Dataset items:

------------

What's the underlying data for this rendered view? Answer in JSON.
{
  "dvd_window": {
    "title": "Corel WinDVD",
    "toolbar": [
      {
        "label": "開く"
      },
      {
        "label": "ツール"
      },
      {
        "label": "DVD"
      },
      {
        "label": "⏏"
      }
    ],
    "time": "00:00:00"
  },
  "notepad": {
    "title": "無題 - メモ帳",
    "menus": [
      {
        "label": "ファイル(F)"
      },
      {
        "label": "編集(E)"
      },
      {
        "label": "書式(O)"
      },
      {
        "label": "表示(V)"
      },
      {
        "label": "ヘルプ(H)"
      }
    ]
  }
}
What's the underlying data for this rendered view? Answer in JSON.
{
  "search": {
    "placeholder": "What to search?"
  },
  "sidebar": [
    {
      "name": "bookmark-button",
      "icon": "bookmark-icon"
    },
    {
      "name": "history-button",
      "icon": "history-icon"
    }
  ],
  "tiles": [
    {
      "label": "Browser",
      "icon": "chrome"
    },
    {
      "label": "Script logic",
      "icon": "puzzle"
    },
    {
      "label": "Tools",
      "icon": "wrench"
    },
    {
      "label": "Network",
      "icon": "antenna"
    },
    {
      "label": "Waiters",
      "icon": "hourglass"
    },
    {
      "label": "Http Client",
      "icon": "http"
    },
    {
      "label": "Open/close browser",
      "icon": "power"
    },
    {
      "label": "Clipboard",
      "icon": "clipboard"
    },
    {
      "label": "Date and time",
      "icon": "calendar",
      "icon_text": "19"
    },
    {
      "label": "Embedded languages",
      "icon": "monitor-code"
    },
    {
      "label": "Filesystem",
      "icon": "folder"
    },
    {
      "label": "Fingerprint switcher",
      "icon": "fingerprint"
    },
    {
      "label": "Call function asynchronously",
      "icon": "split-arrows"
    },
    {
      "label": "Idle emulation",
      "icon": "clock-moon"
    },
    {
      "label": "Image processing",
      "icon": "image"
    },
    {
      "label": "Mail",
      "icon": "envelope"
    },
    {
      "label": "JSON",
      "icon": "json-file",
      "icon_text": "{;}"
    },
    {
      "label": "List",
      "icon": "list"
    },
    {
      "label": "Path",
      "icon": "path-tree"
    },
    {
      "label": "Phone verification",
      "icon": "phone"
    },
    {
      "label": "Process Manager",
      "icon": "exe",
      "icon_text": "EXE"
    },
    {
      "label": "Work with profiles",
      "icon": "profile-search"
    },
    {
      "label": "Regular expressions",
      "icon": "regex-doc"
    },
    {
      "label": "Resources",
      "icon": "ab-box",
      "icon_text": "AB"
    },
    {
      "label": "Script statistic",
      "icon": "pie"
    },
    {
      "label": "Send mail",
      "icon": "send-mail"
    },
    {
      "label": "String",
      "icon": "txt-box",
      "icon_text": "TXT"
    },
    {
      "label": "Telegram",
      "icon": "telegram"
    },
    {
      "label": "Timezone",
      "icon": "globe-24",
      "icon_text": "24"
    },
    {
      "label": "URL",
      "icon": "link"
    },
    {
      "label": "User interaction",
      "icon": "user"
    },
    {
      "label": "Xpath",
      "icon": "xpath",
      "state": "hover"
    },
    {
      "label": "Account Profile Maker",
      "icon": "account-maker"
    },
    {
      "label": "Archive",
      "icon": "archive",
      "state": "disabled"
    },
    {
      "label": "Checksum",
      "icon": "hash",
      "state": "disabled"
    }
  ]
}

------------

## WRITTEN INSTRUCTION:
Filter the records above for lines containing the word "button", and copy those lines.

## RESULT OF THIS TASK:
      "name": "bookmark-button",
      "name": "history-button",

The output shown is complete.